▸ Your assignment:
Copy out every line of the listing in which "Allowance" appears.

#####

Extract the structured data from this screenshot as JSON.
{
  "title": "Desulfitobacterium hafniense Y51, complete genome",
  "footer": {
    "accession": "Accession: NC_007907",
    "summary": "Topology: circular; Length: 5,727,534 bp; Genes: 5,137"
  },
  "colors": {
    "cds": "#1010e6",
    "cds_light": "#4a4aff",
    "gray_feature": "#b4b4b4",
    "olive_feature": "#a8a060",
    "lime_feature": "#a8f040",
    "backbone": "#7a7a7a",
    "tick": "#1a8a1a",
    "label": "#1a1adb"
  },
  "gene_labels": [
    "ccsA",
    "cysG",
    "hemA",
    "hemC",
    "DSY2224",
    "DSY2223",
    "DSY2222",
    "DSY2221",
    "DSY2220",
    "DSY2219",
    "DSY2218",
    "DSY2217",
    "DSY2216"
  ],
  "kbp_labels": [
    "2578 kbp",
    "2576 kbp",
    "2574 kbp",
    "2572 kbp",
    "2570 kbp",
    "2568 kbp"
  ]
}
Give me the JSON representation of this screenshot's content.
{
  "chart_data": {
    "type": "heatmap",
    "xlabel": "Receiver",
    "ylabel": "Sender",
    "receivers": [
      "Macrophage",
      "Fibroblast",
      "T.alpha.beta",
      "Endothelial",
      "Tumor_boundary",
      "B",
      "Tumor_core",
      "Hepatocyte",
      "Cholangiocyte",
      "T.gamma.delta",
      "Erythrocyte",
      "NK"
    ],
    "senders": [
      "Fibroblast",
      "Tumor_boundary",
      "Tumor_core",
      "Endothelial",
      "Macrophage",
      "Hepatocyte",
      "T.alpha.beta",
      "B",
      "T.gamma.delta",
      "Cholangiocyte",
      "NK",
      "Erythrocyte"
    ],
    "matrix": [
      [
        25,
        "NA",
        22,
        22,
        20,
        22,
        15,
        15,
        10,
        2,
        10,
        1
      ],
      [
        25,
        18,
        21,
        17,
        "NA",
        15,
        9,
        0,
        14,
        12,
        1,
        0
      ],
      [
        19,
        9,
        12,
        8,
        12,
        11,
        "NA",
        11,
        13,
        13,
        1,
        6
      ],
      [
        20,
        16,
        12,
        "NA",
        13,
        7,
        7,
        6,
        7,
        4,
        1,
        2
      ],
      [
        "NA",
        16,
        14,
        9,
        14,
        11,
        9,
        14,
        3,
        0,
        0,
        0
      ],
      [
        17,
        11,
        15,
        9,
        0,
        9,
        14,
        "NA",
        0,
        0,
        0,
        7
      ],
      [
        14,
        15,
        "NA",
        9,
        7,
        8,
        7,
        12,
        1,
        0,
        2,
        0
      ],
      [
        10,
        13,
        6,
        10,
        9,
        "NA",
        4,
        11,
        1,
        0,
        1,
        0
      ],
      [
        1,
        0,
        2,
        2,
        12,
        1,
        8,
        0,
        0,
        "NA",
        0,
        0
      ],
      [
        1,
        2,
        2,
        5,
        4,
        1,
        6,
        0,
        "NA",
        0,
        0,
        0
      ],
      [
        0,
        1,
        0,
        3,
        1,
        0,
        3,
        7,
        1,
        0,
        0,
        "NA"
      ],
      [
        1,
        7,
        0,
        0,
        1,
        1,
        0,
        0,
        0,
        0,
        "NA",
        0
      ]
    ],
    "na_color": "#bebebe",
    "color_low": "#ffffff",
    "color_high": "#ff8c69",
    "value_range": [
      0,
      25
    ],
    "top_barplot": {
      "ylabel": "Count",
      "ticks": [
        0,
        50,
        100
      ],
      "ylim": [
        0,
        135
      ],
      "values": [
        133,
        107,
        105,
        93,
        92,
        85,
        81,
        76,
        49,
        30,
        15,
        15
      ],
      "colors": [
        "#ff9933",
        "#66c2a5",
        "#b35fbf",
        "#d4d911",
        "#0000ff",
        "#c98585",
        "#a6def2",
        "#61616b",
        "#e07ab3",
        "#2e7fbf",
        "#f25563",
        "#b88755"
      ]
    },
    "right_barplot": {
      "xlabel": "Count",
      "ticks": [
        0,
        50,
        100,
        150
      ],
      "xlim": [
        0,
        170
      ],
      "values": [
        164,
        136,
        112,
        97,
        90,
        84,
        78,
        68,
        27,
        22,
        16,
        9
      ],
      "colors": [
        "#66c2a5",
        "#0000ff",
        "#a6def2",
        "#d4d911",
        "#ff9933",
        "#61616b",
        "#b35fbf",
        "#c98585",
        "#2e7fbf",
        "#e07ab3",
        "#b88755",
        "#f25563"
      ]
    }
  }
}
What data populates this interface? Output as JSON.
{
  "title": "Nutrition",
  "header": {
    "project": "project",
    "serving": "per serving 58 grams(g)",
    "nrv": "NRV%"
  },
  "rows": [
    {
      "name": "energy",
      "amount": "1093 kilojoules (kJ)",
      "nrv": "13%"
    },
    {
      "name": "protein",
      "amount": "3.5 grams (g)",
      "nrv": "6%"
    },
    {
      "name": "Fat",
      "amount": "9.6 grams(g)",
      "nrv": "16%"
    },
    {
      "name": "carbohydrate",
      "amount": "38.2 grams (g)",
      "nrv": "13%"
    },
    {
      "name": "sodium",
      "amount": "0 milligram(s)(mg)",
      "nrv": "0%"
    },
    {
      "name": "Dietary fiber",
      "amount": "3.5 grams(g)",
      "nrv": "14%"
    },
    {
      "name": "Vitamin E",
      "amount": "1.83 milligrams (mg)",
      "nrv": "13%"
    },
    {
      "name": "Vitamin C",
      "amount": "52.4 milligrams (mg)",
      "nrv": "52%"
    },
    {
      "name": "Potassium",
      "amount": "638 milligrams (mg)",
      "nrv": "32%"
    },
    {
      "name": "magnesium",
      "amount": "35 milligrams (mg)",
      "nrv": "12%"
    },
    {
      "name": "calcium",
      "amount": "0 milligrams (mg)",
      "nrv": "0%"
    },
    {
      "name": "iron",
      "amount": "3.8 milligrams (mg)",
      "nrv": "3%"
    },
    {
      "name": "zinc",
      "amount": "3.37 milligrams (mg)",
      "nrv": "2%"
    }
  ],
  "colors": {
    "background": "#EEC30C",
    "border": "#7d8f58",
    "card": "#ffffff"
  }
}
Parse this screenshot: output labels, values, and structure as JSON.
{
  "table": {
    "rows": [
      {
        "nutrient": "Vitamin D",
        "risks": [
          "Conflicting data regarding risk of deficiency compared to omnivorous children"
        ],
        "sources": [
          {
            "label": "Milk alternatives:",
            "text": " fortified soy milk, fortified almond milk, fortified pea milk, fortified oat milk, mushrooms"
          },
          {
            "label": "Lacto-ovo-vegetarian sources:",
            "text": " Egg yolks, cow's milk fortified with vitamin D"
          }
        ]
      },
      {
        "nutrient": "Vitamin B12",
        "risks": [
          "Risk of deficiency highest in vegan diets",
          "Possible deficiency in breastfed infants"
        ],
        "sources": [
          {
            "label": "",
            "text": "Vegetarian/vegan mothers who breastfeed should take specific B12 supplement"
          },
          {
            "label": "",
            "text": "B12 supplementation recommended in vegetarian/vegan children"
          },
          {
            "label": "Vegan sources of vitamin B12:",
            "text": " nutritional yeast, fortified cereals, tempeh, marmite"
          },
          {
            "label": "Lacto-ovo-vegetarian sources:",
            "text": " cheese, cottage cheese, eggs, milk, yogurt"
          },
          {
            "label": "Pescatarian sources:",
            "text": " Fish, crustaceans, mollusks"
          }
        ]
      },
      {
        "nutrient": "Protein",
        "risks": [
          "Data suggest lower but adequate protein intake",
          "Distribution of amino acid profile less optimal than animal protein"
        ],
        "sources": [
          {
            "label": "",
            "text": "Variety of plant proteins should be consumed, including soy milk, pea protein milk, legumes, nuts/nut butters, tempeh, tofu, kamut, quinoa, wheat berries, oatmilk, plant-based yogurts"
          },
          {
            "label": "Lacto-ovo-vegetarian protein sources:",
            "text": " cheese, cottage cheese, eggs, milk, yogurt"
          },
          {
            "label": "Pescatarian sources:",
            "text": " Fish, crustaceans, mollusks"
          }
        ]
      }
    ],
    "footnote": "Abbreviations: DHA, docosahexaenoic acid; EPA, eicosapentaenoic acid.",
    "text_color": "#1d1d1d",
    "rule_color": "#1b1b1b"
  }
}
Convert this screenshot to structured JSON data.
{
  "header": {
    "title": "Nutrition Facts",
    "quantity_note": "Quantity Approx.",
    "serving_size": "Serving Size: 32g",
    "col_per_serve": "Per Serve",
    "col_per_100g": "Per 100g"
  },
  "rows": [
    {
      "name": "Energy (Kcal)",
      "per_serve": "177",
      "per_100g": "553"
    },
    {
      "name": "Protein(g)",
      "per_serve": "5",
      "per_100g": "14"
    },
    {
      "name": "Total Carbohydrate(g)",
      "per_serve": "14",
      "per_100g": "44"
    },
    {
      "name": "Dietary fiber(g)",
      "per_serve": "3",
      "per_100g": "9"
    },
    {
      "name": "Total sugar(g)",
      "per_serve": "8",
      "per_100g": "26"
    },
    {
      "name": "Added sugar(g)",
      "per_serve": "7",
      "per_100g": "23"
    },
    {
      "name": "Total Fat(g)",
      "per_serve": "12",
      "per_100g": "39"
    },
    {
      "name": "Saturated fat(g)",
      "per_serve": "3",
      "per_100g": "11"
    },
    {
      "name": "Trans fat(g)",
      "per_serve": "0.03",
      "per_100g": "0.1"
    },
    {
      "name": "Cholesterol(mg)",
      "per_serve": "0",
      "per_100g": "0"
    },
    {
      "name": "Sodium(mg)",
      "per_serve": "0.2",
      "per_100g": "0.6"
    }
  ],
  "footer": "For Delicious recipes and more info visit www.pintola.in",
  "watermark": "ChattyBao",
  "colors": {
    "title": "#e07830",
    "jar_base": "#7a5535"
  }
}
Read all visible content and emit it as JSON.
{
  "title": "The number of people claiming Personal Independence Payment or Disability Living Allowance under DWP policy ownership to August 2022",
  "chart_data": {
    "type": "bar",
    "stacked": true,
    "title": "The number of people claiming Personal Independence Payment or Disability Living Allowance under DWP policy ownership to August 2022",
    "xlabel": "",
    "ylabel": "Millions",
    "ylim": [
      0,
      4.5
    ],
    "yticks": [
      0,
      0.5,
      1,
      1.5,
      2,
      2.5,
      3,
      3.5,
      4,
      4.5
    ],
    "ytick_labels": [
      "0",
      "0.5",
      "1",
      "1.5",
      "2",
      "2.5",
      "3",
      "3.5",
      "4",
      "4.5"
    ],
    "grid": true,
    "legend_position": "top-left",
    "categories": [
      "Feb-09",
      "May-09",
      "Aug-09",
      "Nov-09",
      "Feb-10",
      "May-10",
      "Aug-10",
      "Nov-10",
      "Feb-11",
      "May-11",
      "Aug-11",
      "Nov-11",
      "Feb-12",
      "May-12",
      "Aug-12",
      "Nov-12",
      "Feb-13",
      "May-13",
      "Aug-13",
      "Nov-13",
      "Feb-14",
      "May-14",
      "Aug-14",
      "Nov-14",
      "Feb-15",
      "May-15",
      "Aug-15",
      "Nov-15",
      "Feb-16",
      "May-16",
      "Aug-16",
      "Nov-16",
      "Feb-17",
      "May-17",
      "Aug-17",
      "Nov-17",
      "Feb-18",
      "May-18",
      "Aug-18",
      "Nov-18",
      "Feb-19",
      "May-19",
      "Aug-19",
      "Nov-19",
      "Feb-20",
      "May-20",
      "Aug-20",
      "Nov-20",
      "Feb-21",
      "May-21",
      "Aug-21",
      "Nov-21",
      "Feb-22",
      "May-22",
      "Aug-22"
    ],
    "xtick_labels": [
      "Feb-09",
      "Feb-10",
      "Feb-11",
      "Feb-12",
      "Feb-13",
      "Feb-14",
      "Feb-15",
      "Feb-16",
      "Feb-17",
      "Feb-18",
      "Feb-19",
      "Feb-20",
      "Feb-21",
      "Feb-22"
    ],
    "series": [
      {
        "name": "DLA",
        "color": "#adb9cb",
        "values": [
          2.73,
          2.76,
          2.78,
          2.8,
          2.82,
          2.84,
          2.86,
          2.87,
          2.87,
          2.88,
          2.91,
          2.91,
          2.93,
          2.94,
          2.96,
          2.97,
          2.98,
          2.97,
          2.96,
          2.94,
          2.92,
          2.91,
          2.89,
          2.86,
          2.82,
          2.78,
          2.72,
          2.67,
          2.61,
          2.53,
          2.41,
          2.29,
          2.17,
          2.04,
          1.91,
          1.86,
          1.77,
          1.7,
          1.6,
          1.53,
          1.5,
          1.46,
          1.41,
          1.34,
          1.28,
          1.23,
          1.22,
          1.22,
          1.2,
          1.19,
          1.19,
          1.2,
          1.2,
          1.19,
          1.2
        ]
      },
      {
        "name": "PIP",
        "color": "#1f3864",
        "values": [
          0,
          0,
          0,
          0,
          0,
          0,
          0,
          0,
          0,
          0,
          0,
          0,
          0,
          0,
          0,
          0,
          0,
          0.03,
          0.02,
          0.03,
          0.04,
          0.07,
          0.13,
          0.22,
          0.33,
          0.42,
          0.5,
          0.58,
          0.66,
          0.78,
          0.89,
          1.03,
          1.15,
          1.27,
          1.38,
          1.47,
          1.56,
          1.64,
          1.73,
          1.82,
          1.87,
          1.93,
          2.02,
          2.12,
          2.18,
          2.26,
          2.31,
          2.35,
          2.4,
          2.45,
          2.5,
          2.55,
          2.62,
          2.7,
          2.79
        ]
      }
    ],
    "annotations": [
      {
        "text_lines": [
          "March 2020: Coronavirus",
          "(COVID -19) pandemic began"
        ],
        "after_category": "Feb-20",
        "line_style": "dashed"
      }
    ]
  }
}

#####

▸ Result:
  "title": "The number of people claiming Personal Independence Payment or Disability Living Allowance under DWP policy ownership to August 2022",
    "title": "The number of people claiming Personal Independence Payment or Disability Living Allowance under DWP policy ownership to August 2022",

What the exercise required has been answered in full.